***** INFORMATION SUPPLIED *****

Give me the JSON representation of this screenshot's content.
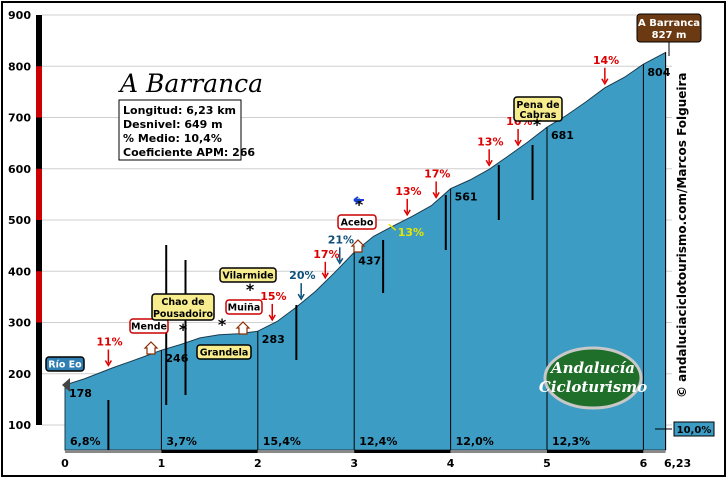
{
  "title": "A Barranca",
  "stats": [
    "Longitud: 6,23 km",
    "Desnivel: 649 m",
    "% Medio: 10,4%",
    "Coeficiente APM: 266"
  ],
  "credit": "© andaluciaciclotourismo.com/Marcos Folgueira",
  "logo": {
    "line1": "Andalucía",
    "line2": "Cicloturismo"
  },
  "summit_badge": {
    "name": "A Barranca",
    "alt": "827 m"
  },
  "average_badge": "10,0%",
  "colors": {
    "fill": "#3c9cc4",
    "red": "#dd0000",
    "blue": "#0b4f7a",
    "yellow": "#e6e600",
    "label_bg": "#f7ed8e",
    "summit_bg": "#6b3a12"
  },
  "chart_data": {
    "type": "area",
    "xlabel": "",
    "ylabel": "",
    "xlim": [
      0,
      6.23
    ],
    "ylim": [
      100,
      900
    ],
    "x_ticks": [
      "0",
      "1",
      "2",
      "3",
      "4",
      "5",
      "6",
      "6,23"
    ],
    "y_ticks": [
      "100",
      "200",
      "300",
      "400",
      "500",
      "600",
      "700",
      "800",
      "900"
    ],
    "profile": [
      [
        0,
        178
      ],
      [
        0.2,
        190
      ],
      [
        0.5,
        212
      ],
      [
        0.8,
        232
      ],
      [
        1.0,
        246
      ],
      [
        1.2,
        257
      ],
      [
        1.4,
        270
      ],
      [
        1.6,
        276
      ],
      [
        1.8,
        278
      ],
      [
        2.0,
        283
      ],
      [
        2.2,
        302
      ],
      [
        2.4,
        330
      ],
      [
        2.6,
        361
      ],
      [
        2.8,
        398
      ],
      [
        3.0,
        437
      ],
      [
        3.2,
        468
      ],
      [
        3.4,
        488
      ],
      [
        3.6,
        507
      ],
      [
        3.8,
        528
      ],
      [
        4.0,
        561
      ],
      [
        4.2,
        578
      ],
      [
        4.4,
        599
      ],
      [
        4.6,
        625
      ],
      [
        4.8,
        652
      ],
      [
        5.0,
        681
      ],
      [
        5.2,
        704
      ],
      [
        5.4,
        730
      ],
      [
        5.6,
        758
      ],
      [
        5.8,
        778
      ],
      [
        6.0,
        804
      ],
      [
        6.23,
        827
      ]
    ],
    "km_altitudes": [
      {
        "x": 0,
        "label": "178"
      },
      {
        "x": 1,
        "label": "246"
      },
      {
        "x": 2,
        "label": "283"
      },
      {
        "x": 3,
        "label": "437"
      },
      {
        "x": 4,
        "label": "561"
      },
      {
        "x": 5,
        "label": "681"
      },
      {
        "x": 6,
        "label": "804"
      }
    ],
    "segment_gradients": [
      {
        "x": 0,
        "label": "6,8%"
      },
      {
        "x": 1,
        "label": "3,7%"
      },
      {
        "x": 2,
        "label": "15,4%"
      },
      {
        "x": 3,
        "label": "12,4%"
      },
      {
        "x": 4,
        "label": "12,0%"
      },
      {
        "x": 5,
        "label": "12,3%"
      }
    ],
    "point_gradients": [
      {
        "x": 0.45,
        "label": "11%",
        "color": "red"
      },
      {
        "x": 2.15,
        "label": "15%",
        "color": "red"
      },
      {
        "x": 2.45,
        "label": "20%",
        "color": "blue"
      },
      {
        "x": 2.7,
        "label": "17%",
        "color": "red"
      },
      {
        "x": 2.85,
        "label": "21%",
        "color": "blue"
      },
      {
        "x": 3.4,
        "label": "13%",
        "color": "yellow"
      },
      {
        "x": 3.55,
        "label": "13%",
        "color": "red"
      },
      {
        "x": 3.85,
        "label": "17%",
        "color": "red"
      },
      {
        "x": 4.4,
        "label": "13%",
        "color": "red"
      },
      {
        "x": 4.7,
        "label": "16%",
        "color": "red"
      },
      {
        "x": 5.6,
        "label": "14%",
        "color": "red"
      }
    ],
    "places": [
      {
        "name": "Río Eo",
        "x": 0
      },
      {
        "name": "Mende",
        "x": 0.9
      },
      {
        "name": "Chao de Pousadoiro",
        "x": 1.2
      },
      {
        "name": "Grandela",
        "x": 1.6
      },
      {
        "name": "Vilarmide",
        "x": 1.92
      },
      {
        "name": "Muiña",
        "x": 1.85
      },
      {
        "name": "Acebo",
        "x": 3.0
      },
      {
        "name": "Pena de Cabras",
        "x": 4.95
      },
      {
        "name": "A Barranca",
        "x": 6.23
      }
    ]
  }
}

*****

* THE REQUEST *
Your copy should hold every record word for word and none of the pictures.

* COMPLETED TASK *
Give me the JSON representation of this screenshot's content.
{
  "title": "A Barranca",
  "stats": [
    "Longitud: 6,23 km",
    "Desnivel: 649 m",
    "% Medio: 10,4%",
    "Coeficiente APM: 266"
  ],
  "credit": "© andaluciaciclotourismo.com/Marcos Folgueira",
  "logo": {
    "line1": "Andalucía",
    "line2": "Cicloturismo"
  },
  "summit_badge": {
    "name": "A Barranca",
    "alt": "827 m"
  },
  "average_badge": "10,0%",
  "colors": {
    "fill": "#3c9cc4",
    "red": "#dd0000",
    "blue": "#0b4f7a",
    "yellow": "#e6e600",
    "label_bg": "#f7ed8e",
    "summit_bg": "#6b3a12"
  },
  "chart_data": {
    "type": "area",
    "xlabel": "",
    "ylabel": "",
    "xlim": [
      0,
      6.23
    ],
    "ylim": [
      100,
      900
    ],
    "x_ticks": [
      "0",
      "1",
      "2",
      "3",
      "4",
      "5",
      "6",
      "6,23"
    ],
    "y_ticks": [
      "100",
      "200",
      "300",
      "400",
      "500",
      "600",
      "700",
      "800",
      "900"
    ],
    "profile": [
      [
        0,
        178
      ],
      [
        0.2,
        190
      ],
      [
        0.5,
        212
      ],
      [
        0.8,
        232
      ],
      [
        1.0,
        246
      ],
      [
        1.2,
        257
      ],
      [
        1.4,
        270
      ],
      [
        1.6,
        276
      ],
      [
        1.8,
        278
      ],
      [
        2.0,
        283
      ],
      [
        2.2,
        302
      ],
      [
        2.4,
        330
      ],
      [
        2.6,
        361
      ],
      [
        2.8,
        398
      ],
      [
        3.0,
        437
      ],
      [
        3.2,
        468
      ],
      [
        3.4,
        488
      ],
      [
        3.6,
        507
      ],
      [
        3.8,
        528
      ],
      [
        4.0,
        561
      ],
      [
        4.2,
        578
      ],
      [
        4.4,
        599
      ],
      [
        4.6,
        625
      ],
      [
        4.8,
        652
      ],
      [
        5.0,
        681
      ],
      [
        5.2,
        704
      ],
      [
        5.4,
        730
      ],
      [
        5.6,
        758
      ],
      [
        5.8,
        778
      ],
      [
        6.0,
        804
      ],
      [
        6.23,
        827
      ]
    ],
    "km_altitudes": [
      {
        "x": 0,
        "label": "178"
      },
      {
        "x": 1,
        "label": "246"
      },
      {
        "x": 2,
        "label": "283"
      },
      {
        "x": 3,
        "label": "437"
      },
      {
        "x": 4,
        "label": "561"
      },
      {
        "x": 5,
        "label": "681"
      },
      {
        "x": 6,
        "label": "804"
      }
    ],
    "segment_gradients": [
      {
        "x": 0,
        "label": "6,8%"
      },
      {
        "x": 1,
        "label": "3,7%"
      },
      {
        "x": 2,
        "label": "15,4%"
      },
      {
        "x": 3,
        "label": "12,4%"
      },
      {
        "x": 4,
        "label": "12,0%"
      },
      {
        "x": 5,
        "label": "12,3%"
      }
    ],
    "point_gradients": [
      {
        "x": 0.45,
        "label": "11%",
        "color": "red"
      },
      {
        "x": 2.15,
        "label": "15%",
        "color": "red"
      },
      {
        "x": 2.45,
        "label": "20%",
        "color": "blue"
      },
      {
        "x": 2.7,
        "label": "17%",
        "color": "red"
      },
      {
        "x": 2.85,
        "label": "21%",
        "color": "blue"
      },
      {
        "x": 3.4,
        "label": "13%",
        "color": "yellow"
      },
      {
        "x": 3.55,
        "label": "13%",
        "color": "red"
      },
      {
        "x": 3.85,
        "label": "17%",
        "color": "red"
      },
      {
        "x": 4.4,
        "label": "13%",
        "color": "red"
      },
      {
        "x": 4.7,
        "label": "16%",
        "color": "red"
      },
      {
        "x": 5.6,
        "label": "14%",
        "color": "red"
      }
    ],
    "places": [
      {
        "name": "Río Eo",
        "x": 0
      },
      {
        "name": "Mende",
        "x": 0.9
      },
      {
        "name": "Chao de Pousadoiro",
        "x": 1.2
      },
      {
        "name": "Grandela",
        "x": 1.6
      },
      {
        "name": "Vilarmide",
        "x": 1.92
      },
      {
        "name": "Muiña",
        "x": 1.85
      },
      {
        "name": "Acebo",
        "x": 3.0
      },
      {
        "name": "Pena de Cabras",
        "x": 4.95
      },
      {
        "name": "A Barranca",
        "x": 6.23
      }
    ]
  }
}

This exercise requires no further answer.